> _YOUR GOAL_:
Lay out the rows from the line with "Give me the" to the line with "svg-text:RealBonus.cz: RealBonus.cz xyxy=(908,555,1021,576)" as a two-column CSV with the headers request and answer. Put each row's request and answer in one quoted field apiece, replace line breaks with spaces, and leave the pictures out.

> _THE RECORDS_:
== == ==
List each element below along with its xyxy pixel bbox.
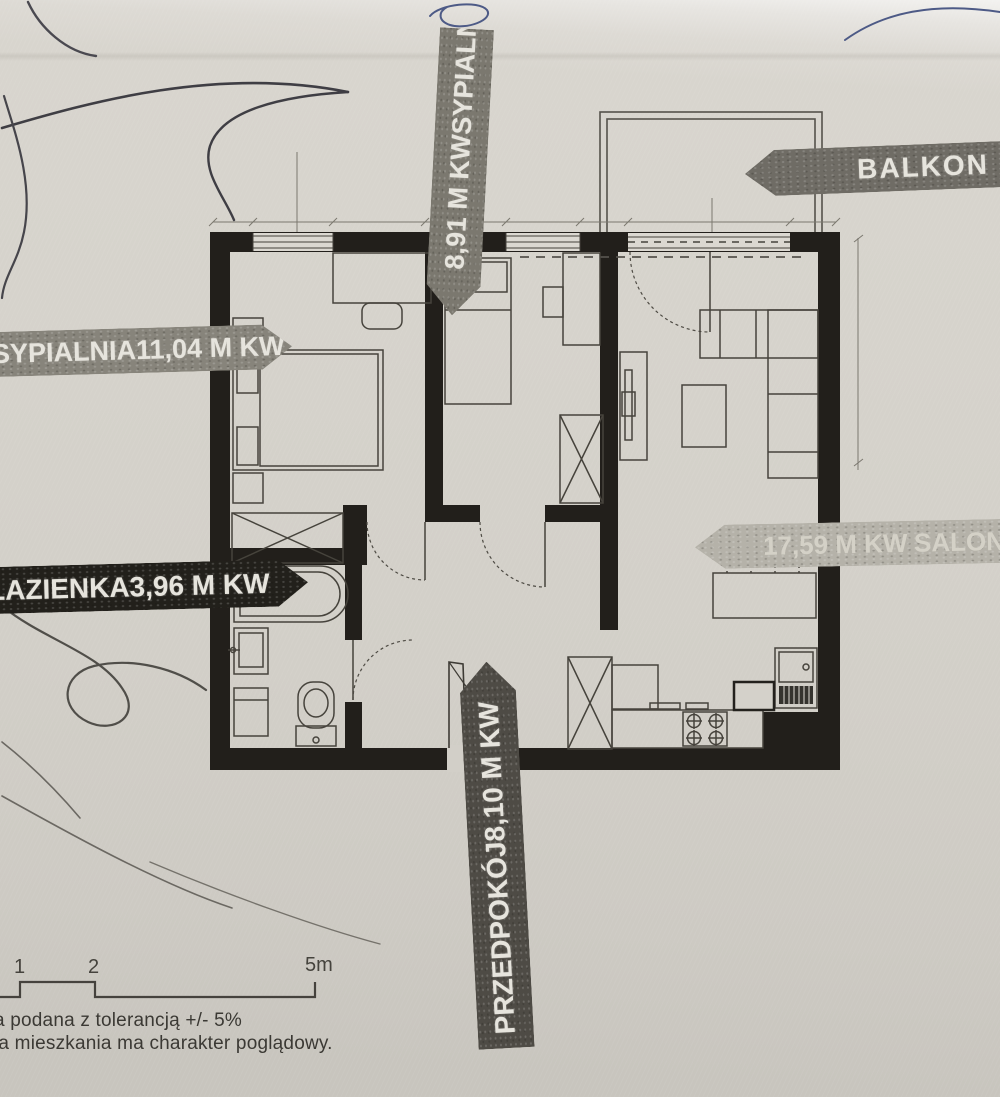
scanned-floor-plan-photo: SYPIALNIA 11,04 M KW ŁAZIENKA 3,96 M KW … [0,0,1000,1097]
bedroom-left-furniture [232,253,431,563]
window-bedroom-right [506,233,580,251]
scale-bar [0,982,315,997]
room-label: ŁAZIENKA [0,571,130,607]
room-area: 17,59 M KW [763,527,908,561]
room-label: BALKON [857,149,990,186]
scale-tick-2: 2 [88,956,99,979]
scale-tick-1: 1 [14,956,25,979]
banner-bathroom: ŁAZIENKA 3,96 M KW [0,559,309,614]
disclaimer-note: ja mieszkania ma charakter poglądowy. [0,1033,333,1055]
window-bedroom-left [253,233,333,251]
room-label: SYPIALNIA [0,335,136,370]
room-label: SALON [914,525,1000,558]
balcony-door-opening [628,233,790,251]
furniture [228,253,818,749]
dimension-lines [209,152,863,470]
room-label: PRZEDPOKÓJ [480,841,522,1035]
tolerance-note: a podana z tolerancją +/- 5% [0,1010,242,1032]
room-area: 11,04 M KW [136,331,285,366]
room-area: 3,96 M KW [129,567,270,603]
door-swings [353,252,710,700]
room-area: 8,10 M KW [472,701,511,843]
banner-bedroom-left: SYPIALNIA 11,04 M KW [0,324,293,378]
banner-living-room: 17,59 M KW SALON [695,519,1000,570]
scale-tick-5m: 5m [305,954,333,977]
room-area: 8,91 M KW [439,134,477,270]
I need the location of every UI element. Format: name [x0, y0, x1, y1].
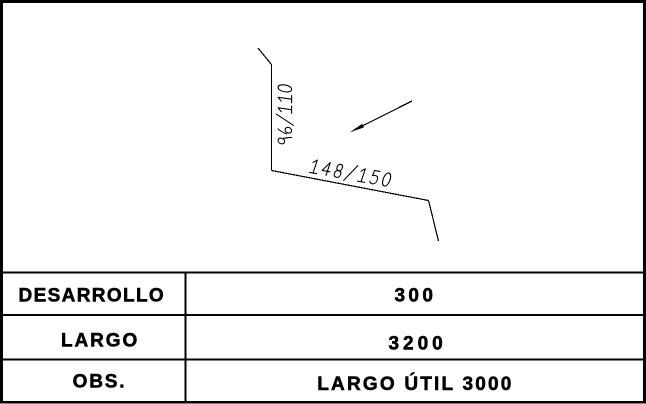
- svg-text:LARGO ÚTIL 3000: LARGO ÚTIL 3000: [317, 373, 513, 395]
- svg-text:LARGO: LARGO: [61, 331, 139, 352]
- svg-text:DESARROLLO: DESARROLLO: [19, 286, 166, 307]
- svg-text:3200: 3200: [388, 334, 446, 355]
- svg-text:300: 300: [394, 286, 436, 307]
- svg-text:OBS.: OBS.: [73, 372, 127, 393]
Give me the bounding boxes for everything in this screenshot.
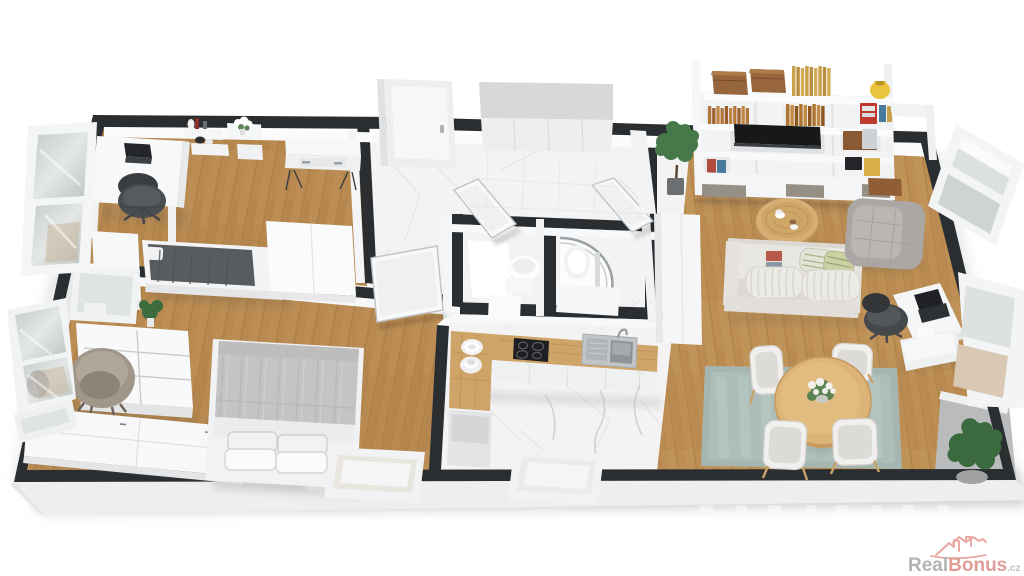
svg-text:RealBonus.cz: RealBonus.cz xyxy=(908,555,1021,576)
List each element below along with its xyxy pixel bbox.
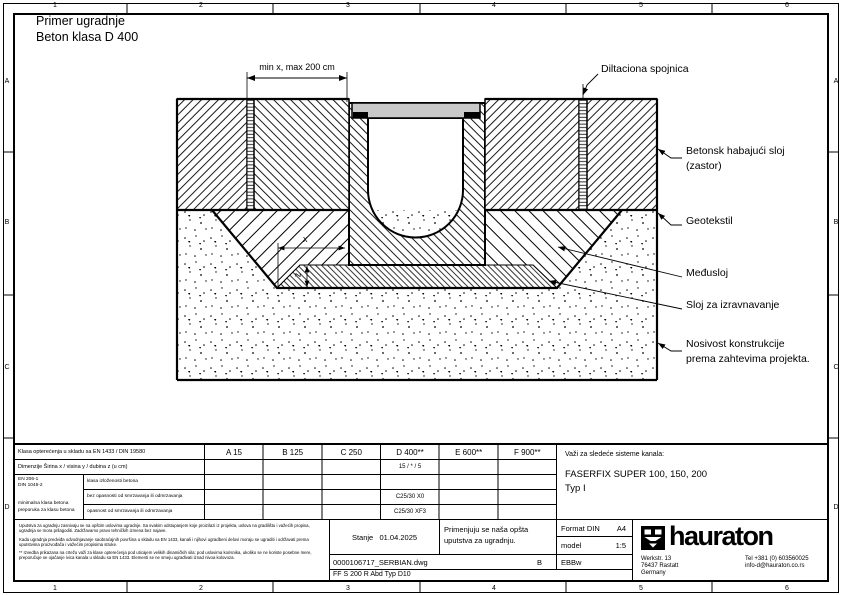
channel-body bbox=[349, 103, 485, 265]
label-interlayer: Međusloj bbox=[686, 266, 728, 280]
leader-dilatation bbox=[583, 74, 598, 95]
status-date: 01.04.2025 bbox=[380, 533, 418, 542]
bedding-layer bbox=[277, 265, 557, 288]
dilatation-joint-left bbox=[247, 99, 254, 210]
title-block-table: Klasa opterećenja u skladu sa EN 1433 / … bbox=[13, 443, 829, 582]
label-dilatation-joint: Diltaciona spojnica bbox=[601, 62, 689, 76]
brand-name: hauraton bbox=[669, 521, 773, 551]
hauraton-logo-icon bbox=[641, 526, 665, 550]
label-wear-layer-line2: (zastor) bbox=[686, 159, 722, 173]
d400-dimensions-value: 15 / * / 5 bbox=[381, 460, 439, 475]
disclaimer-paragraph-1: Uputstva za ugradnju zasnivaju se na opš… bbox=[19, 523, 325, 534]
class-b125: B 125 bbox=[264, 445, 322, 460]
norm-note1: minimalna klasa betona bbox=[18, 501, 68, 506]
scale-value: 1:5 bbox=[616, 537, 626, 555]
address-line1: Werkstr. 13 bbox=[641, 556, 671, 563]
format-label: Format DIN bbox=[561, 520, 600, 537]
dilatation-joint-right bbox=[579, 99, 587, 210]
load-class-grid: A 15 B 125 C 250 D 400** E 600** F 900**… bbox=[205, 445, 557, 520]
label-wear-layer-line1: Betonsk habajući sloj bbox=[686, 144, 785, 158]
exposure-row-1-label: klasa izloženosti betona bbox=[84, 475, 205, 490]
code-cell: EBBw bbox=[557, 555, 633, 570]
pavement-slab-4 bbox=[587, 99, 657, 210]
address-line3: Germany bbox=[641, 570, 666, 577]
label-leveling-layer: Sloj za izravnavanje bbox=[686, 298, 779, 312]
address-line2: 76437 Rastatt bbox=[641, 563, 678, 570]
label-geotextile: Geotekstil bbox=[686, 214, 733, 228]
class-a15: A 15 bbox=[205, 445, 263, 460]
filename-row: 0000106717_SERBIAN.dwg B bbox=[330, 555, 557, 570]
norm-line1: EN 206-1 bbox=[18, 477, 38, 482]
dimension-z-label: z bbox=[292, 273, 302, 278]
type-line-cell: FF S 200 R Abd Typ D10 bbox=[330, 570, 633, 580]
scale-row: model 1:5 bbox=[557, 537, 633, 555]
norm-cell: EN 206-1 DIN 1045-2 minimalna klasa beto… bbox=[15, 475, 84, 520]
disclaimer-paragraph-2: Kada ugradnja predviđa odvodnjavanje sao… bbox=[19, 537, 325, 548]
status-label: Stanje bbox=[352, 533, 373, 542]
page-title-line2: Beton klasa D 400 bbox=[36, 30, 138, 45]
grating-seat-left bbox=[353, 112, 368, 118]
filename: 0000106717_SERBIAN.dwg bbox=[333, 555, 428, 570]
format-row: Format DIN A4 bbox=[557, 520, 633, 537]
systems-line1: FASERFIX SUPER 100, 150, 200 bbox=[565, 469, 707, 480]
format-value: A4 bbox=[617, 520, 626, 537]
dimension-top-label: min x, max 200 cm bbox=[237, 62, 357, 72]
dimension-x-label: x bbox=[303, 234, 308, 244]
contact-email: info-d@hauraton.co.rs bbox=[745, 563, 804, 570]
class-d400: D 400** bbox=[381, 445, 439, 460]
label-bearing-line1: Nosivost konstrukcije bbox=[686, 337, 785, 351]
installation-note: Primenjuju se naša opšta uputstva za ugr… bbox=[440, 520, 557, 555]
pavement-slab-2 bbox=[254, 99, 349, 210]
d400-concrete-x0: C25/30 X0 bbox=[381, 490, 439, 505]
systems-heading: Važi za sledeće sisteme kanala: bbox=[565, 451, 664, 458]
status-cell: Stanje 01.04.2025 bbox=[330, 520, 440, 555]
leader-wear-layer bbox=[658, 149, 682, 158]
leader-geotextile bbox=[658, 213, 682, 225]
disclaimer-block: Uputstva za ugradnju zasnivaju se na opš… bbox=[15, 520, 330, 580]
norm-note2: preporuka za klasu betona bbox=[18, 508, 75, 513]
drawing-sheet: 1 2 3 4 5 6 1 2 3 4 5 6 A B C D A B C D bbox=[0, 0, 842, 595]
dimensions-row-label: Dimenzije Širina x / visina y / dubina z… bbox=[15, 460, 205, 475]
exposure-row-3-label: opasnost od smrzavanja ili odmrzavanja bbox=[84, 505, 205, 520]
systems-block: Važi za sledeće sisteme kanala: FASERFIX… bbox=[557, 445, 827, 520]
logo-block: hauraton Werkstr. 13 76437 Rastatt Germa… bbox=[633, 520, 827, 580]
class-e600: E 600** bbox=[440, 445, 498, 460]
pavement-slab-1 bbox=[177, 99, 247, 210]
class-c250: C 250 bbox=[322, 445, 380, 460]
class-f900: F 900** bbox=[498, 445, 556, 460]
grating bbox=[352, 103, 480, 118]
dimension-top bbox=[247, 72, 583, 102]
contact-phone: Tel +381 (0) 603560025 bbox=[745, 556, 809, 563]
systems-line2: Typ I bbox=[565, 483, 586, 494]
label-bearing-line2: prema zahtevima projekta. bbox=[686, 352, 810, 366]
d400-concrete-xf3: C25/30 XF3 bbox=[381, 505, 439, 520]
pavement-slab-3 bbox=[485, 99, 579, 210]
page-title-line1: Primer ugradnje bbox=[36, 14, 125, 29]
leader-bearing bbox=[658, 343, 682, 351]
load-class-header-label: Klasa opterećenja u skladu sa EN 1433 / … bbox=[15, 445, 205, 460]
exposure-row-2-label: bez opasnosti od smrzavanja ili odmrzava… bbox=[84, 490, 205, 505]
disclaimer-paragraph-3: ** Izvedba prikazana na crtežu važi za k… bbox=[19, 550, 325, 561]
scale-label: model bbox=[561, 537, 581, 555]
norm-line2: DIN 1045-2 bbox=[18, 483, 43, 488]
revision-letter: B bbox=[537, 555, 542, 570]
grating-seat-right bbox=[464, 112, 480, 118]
== == ==
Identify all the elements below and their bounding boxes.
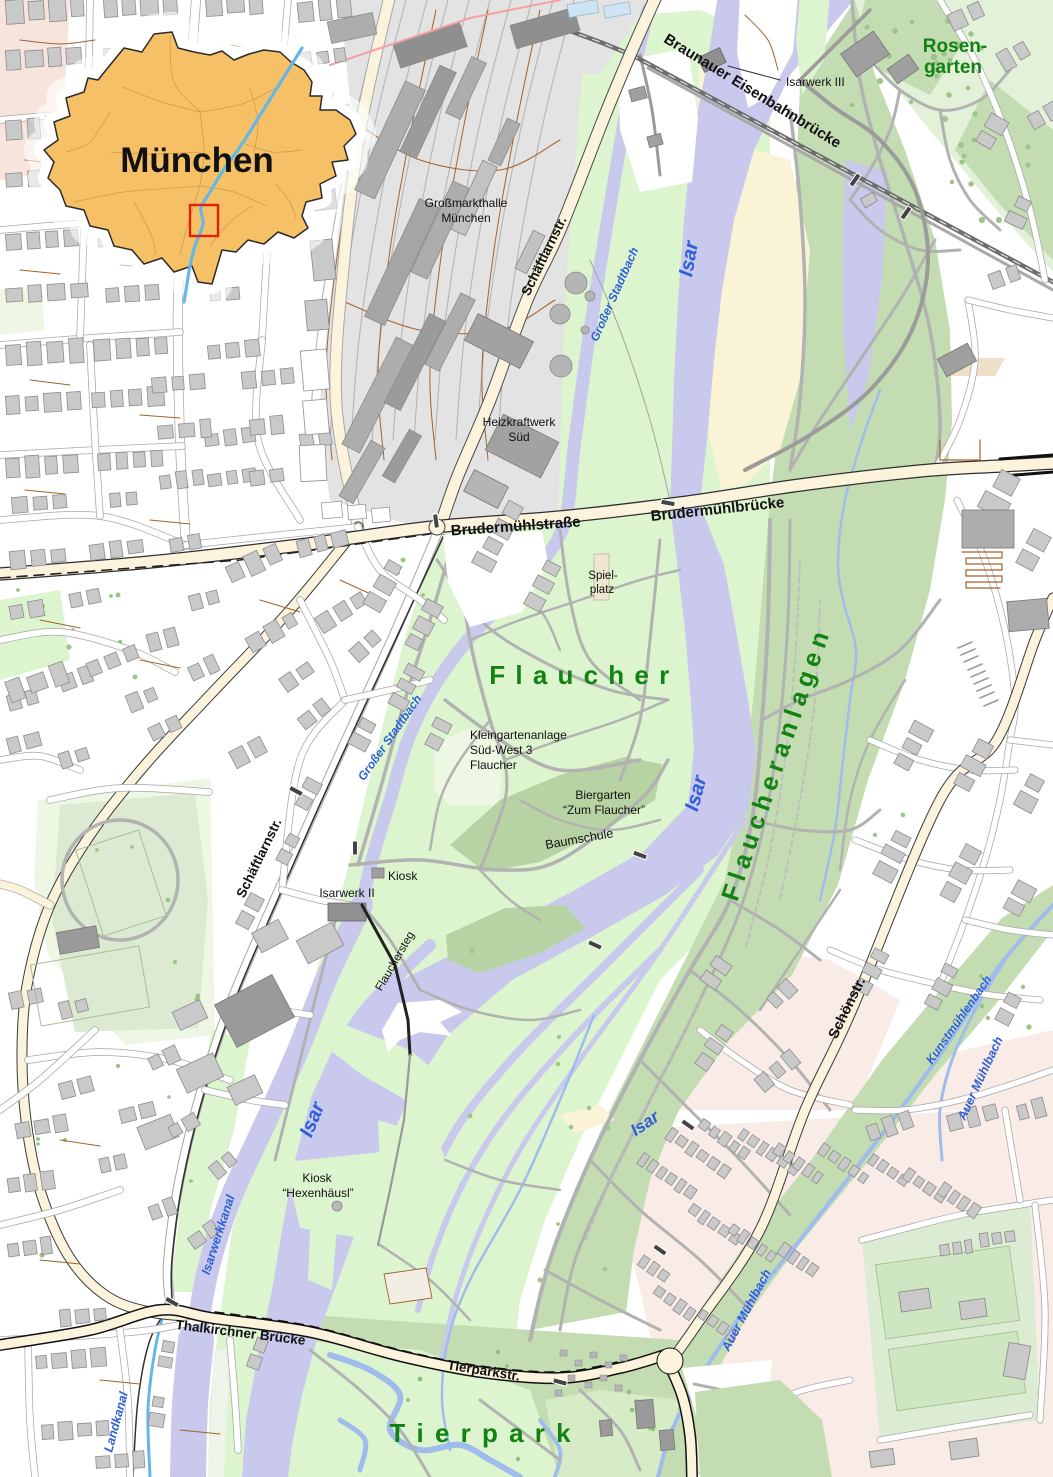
== == ==
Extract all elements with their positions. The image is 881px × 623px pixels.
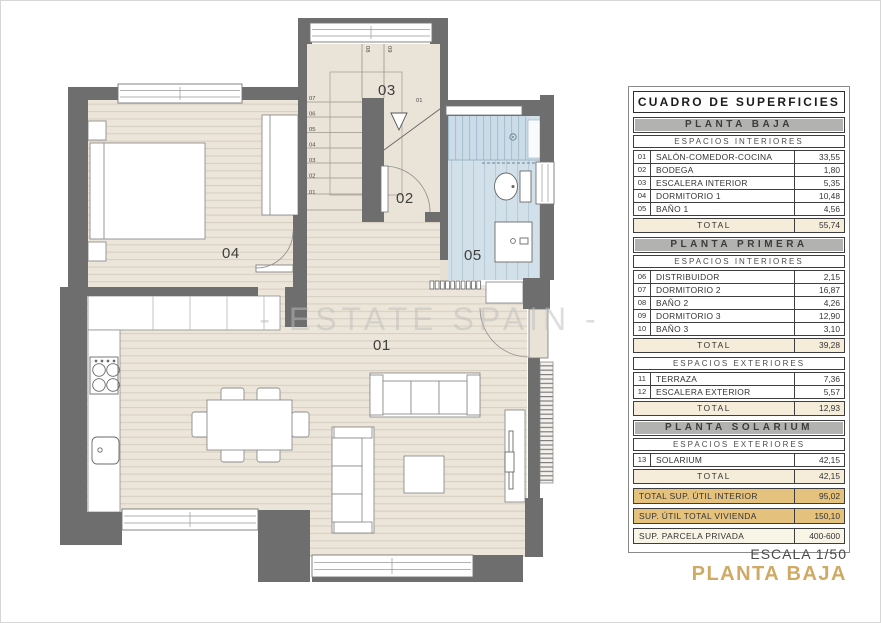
== == ==
> _IN RESPONSE_:
request,answer
"Give me the bounding boxes for everything in this screenshot.","svg-text:RealBonus.cz: RealBonus.cz xyxy=(908,555,1021,576)"